Records from a dataset
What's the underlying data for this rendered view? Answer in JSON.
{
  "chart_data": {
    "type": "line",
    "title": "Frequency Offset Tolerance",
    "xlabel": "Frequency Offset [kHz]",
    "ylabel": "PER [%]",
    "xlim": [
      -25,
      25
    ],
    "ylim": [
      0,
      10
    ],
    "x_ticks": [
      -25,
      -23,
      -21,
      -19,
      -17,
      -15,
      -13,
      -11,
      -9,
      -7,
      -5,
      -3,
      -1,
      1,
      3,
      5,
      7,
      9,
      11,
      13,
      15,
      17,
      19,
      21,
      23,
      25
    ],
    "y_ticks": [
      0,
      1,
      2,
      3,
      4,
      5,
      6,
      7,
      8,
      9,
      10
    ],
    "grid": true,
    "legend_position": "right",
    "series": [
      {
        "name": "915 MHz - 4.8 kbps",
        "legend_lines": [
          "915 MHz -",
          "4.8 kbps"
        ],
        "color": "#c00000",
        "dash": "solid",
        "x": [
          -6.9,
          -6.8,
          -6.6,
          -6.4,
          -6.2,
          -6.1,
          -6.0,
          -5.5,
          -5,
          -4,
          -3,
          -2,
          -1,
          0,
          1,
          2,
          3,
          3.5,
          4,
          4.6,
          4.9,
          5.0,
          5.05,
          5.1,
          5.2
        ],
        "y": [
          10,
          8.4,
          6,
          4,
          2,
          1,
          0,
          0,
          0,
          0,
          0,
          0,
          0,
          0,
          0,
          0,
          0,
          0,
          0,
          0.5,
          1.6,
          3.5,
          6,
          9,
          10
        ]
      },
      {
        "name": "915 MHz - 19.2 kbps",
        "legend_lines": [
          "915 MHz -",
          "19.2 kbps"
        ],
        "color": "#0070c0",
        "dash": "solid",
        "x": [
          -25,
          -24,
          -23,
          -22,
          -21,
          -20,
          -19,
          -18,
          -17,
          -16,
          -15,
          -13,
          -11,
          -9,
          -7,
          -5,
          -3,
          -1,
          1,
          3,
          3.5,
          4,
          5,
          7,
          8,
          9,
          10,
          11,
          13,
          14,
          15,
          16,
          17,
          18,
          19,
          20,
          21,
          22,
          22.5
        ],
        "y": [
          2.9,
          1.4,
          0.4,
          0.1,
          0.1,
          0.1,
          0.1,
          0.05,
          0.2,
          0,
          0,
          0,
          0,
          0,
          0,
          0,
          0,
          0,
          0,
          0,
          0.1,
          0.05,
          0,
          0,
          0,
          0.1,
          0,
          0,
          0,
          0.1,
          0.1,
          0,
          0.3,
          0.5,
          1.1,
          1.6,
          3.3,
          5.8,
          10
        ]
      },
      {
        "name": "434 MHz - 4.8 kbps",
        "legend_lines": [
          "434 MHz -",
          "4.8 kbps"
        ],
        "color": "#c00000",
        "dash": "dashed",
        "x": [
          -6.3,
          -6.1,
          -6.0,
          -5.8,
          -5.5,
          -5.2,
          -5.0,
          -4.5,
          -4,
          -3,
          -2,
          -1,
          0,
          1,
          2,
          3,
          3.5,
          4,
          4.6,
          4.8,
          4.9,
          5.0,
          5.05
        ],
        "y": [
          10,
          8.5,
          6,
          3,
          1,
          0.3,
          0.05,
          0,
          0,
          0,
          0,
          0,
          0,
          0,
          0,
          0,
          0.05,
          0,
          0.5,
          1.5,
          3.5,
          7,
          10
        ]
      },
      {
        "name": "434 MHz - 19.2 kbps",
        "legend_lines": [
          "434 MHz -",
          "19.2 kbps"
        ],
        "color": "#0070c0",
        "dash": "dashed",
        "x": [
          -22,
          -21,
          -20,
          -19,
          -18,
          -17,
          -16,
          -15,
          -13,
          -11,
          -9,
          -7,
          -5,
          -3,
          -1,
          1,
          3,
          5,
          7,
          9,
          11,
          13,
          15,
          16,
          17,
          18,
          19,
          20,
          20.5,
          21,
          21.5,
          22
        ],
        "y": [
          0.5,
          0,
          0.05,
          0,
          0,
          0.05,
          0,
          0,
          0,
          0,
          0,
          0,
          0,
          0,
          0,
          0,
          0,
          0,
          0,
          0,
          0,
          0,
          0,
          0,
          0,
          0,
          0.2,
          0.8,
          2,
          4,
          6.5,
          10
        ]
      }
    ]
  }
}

## Short task
Your task is to give the records above again, exactly.

## The completed task
What's the underlying data for this rendered view? Answer in JSON.
{
  "chart_data": {
    "type": "line",
    "title": "Frequency Offset Tolerance",
    "xlabel": "Frequency Offset [kHz]",
    "ylabel": "PER [%]",
    "xlim": [
      -25,
      25
    ],
    "ylim": [
      0,
      10
    ],
    "x_ticks": [
      -25,
      -23,
      -21,
      -19,
      -17,
      -15,
      -13,
      -11,
      -9,
      -7,
      -5,
      -3,
      -1,
      1,
      3,
      5,
      7,
      9,
      11,
      13,
      15,
      17,
      19,
      21,
      23,
      25
    ],
    "y_ticks": [
      0,
      1,
      2,
      3,
      4,
      5,
      6,
      7,
      8,
      9,
      10
    ],
    "grid": true,
    "legend_position": "right",
    "series": [
      {
        "name": "915 MHz - 4.8 kbps",
        "legend_lines": [
          "915 MHz -",
          "4.8 kbps"
        ],
        "color": "#c00000",
        "dash": "solid",
        "x": [
          -6.9,
          -6.8,
          -6.6,
          -6.4,
          -6.2,
          -6.1,
          -6.0,
          -5.5,
          -5,
          -4,
          -3,
          -2,
          -1,
          0,
          1,
          2,
          3,
          3.5,
          4,
          4.6,
          4.9,
          5.0,
          5.05,
          5.1,
          5.2
        ],
        "y": [
          10,
          8.4,
          6,
          4,
          2,
          1,
          0,
          0,
          0,
          0,
          0,
          0,
          0,
          0,
          0,
          0,
          0,
          0,
          0,
          0.5,
          1.6,
          3.5,
          6,
          9,
          10
        ]
      },
      {
        "name": "915 MHz - 19.2 kbps",
        "legend_lines": [
          "915 MHz -",
          "19.2 kbps"
        ],
        "color": "#0070c0",
        "dash": "solid",
        "x": [
          -25,
          -24,
          -23,
          -22,
          -21,
          -20,
          -19,
          -18,
          -17,
          -16,
          -15,
          -13,
          -11,
          -9,
          -7,
          -5,
          -3,
          -1,
          1,
          3,
          3.5,
          4,
          5,
          7,
          8,
          9,
          10,
          11,
          13,
          14,
          15,
          16,
          17,
          18,
          19,
          20,
          21,
          22,
          22.5
        ],
        "y": [
          2.9,
          1.4,
          0.4,
          0.1,
          0.1,
          0.1,
          0.1,
          0.05,
          0.2,
          0,
          0,
          0,
          0,
          0,
          0,
          0,
          0,
          0,
          0,
          0,
          0.1,
          0.05,
          0,
          0,
          0,
          0.1,
          0,
          0,
          0,
          0.1,
          0.1,
          0,
          0.3,
          0.5,
          1.1,
          1.6,
          3.3,
          5.8,
          10
        ]
      },
      {
        "name": "434 MHz - 4.8 kbps",
        "legend_lines": [
          "434 MHz -",
          "4.8 kbps"
        ],
        "color": "#c00000",
        "dash": "dashed",
        "x": [
          -6.3,
          -6.1,
          -6.0,
          -5.8,
          -5.5,
          -5.2,
          -5.0,
          -4.5,
          -4,
          -3,
          -2,
          -1,
          0,
          1,
          2,
          3,
          3.5,
          4,
          4.6,
          4.8,
          4.9,
          5.0,
          5.05
        ],
        "y": [
          10,
          8.5,
          6,
          3,
          1,
          0.3,
          0.05,
          0,
          0,
          0,
          0,
          0,
          0,
          0,
          0,
          0,
          0.05,
          0,
          0.5,
          1.5,
          3.5,
          7,
          10
        ]
      },
      {
        "name": "434 MHz - 19.2 kbps",
        "legend_lines": [
          "434 MHz -",
          "19.2 kbps"
        ],
        "color": "#0070c0",
        "dash": "dashed",
        "x": [
          -22,
          -21,
          -20,
          -19,
          -18,
          -17,
          -16,
          -15,
          -13,
          -11,
          -9,
          -7,
          -5,
          -3,
          -1,
          1,
          3,
          5,
          7,
          9,
          11,
          13,
          15,
          16,
          17,
          18,
          19,
          20,
          20.5,
          21,
          21.5,
          22
        ],
        "y": [
          0.5,
          0,
          0.05,
          0,
          0,
          0.05,
          0,
          0,
          0,
          0,
          0,
          0,
          0,
          0,
          0,
          0,
          0,
          0,
          0,
          0,
          0,
          0,
          0,
          0,
          0,
          0,
          0.2,
          0.8,
          2,
          4,
          6.5,
          10
        ]
      }
    ]
  }
}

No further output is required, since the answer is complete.